■ **PROBLEM DESCRIPTION**
Write a continuation of the personal essay about becoming a father while feeling unready, starting after its final sentence.

■ **EXTRACT**
┌──
I remember the moment it happened. The doctor smiled at my wife and praised her,
“Looks like you’re dilated, you’re going to have your baby now.”
I can remember the blood rushing from my face, the coldness in my hands, and that all too familiar freezing hard lump in the groin that I feel when I’m scared of something. My wife, she was having her own panic-stricken moment. I can remember her behind the curtain telling the doctor that she isn’t ready yet, that we have so many more things to do.
We both wanted children of course. But nothing prepares you for that moment when they’re ready to come. The moment when you just know your wife is going to go through the most terrible pain that she’s probably ever going to experience in her entire life.
There’s also nothing you can do about it. It’s going to hurt, she’s going to scream, and you’re going to have to watch in powerless-frustration at the most beautiful thing in the world, life-giving, but also the scariest thing in the world. Raising children.
You see, I wasn’t ready. Far from ready. The idea of having kids to me was an awesome one. I never really had any dominant father figure in life. My own one came in and left when it pleased him, or when he wanted something from me, and most of the men that my mum dated never really stood up to the challenge when I was a young lad.
I wanted to prove to myself that I could break the cycle that seemed to pass from father to son in my family, one of not belonging. I wanted to be there for him. But as the lovely doctor lady was gently breaking it to my wife that my son was going to be born in a few hours it dawned on me that I was still essentially a child in a man’s body.
I spent my youth and my early twenties drowning my life at the bottom of a beer glass. I started drinking at the early age of thirteen when my friend introduced me to Merrydown Cider after school when his brother dropped us in some. I remember feeling such a rule breaker and rebel as I gently sucked the sweet-hot liquid from the bottle and let it rest in my stomach. It felt good, and it seemed the more I drank of this liquid the less anxious I would feel.
Thus started me on a long and arduous journey with alcohol, drugs, and sometimes even the law. Oh, and psychiatric hospital. But that’s a history lesson for another day.
We’ll interestingly take up this story again about six months into my sobriety. I was back on the straight and narrow and taking steps to fix my life. I remember overhearing two people talking at work about a problem they had at home. They were around the same age as me and it was something I should have been able to navigate around easily at that age, but I remember thinking at the time I had absolutely no clue what I would do in that situation, and thus it hit me like a lightning bolt. I was just a kid in a man’s body.
└──
■ **Document layout analysis data**
┌──
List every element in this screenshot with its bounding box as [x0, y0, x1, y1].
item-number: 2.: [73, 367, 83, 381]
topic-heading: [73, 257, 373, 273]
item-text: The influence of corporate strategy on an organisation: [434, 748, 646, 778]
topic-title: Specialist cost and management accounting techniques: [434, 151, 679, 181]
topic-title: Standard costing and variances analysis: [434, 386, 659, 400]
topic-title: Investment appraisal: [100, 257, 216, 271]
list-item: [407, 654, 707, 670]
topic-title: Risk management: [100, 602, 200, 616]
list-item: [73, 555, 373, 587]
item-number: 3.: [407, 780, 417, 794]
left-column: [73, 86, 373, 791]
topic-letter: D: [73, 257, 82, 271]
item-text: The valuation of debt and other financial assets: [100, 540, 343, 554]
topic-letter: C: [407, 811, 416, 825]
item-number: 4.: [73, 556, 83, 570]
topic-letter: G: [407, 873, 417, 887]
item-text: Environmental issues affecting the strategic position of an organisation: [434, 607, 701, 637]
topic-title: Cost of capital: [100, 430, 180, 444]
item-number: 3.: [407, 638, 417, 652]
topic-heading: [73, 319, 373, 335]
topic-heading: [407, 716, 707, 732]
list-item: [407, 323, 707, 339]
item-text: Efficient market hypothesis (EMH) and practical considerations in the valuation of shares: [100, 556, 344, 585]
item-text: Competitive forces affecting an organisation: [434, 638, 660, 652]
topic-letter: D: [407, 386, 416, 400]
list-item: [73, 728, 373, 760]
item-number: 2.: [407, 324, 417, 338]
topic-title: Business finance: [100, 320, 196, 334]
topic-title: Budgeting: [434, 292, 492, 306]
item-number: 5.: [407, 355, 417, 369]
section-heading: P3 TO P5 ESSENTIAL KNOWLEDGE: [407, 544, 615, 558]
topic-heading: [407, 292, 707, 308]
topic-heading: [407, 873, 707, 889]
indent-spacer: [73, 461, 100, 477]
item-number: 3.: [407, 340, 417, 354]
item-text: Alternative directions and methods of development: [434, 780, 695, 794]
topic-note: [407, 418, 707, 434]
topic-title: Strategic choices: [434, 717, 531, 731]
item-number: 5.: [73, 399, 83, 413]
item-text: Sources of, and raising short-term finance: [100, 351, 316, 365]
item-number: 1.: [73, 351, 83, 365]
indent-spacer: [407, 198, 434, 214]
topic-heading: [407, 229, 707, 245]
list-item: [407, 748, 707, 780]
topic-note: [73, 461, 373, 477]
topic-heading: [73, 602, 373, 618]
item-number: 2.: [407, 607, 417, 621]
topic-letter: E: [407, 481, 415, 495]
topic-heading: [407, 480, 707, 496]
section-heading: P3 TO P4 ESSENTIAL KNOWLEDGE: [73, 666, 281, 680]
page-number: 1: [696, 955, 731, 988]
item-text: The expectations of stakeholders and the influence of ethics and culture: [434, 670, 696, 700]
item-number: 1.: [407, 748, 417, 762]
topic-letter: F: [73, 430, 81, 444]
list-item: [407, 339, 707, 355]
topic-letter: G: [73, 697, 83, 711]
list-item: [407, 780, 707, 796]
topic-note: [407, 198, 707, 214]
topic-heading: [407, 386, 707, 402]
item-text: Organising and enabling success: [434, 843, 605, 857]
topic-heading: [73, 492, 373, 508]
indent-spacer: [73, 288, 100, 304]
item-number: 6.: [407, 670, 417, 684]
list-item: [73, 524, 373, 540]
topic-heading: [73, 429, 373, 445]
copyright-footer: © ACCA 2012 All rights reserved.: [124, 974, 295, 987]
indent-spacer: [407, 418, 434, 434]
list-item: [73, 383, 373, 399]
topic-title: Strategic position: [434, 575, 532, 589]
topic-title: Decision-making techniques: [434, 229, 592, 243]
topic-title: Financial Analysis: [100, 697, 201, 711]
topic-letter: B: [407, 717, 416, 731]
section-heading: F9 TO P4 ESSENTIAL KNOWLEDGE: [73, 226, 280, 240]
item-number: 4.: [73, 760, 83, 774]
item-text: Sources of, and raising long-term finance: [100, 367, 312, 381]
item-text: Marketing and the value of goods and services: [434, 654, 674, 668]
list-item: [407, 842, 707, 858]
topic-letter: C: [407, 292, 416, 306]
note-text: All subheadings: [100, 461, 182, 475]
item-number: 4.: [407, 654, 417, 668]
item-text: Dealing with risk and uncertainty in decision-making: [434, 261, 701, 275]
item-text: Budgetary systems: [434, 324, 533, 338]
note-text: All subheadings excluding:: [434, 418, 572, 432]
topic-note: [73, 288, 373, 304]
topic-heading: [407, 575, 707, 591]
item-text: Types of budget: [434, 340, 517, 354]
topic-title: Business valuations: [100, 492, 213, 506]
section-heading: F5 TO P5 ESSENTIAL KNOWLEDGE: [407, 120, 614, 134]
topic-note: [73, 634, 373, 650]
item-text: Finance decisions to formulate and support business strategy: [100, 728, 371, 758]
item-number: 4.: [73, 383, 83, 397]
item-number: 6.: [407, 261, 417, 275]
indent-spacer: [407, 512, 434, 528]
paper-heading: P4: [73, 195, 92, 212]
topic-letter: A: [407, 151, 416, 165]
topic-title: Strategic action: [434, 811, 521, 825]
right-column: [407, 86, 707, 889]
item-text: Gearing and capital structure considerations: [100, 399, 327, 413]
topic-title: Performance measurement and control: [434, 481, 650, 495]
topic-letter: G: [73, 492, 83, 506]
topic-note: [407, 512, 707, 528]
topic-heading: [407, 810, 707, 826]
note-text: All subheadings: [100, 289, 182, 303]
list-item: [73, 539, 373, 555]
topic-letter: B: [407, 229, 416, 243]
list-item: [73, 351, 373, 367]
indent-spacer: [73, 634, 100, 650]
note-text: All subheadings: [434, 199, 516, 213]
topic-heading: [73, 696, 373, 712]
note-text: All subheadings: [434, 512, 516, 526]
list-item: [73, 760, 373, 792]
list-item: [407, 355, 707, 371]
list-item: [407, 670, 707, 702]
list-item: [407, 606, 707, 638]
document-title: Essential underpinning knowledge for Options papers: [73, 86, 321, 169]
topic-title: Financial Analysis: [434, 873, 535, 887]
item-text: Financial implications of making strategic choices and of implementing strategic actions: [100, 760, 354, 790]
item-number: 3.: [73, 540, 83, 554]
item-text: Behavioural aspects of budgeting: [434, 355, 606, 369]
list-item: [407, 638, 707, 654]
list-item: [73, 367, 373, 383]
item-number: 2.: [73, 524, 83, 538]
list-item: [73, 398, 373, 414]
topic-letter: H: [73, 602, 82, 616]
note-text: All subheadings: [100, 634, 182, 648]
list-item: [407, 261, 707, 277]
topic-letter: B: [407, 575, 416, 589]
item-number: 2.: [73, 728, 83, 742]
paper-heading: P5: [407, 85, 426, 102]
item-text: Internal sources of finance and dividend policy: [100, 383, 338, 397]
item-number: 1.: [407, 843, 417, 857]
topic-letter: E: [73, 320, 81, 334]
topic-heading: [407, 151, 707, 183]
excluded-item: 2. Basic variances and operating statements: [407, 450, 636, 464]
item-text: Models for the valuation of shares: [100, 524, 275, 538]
└──
■ **TASK OUTPUT**
Healing from past wounds has quite a lot of terrible realizations attached to it. Several that had me in the fetal position in my bed for a night. This revelation was that alcohol was destroying my brain to a point that I hadn’t learned anything of value since I was a young boy. Alcohol does that. I was so interested in where my next fix was and getting rid of the anxious feeling that I would have done anything to make it happen, anything. Through that, I had missed out in any important lessons that life threw my way from time to time and instead of reflecting on them, shrugged my shoulders and went hunting for my next hit.
I was that 13-year-old waking out of a horrible dream and finding myself in a 26-year-old’s body.
We don’t actually think about it properly but alcohol paralyzes the body slowly. So what I was doing to my body every night was detaching my central nervous system from my motor functions — imagine the neurological impact that must have had on me over a span of 13 years? It was safe to say that I had a lot of catching up to do. I was making progress sure, but I had a long way to go
And yet here I was, in a few hours, about to witness my child being born and I was barely learning to be an adult myself. The thought was as terrifying as it was mystifying. The sheer notion of me bringing up a child was like the blind leading the blind.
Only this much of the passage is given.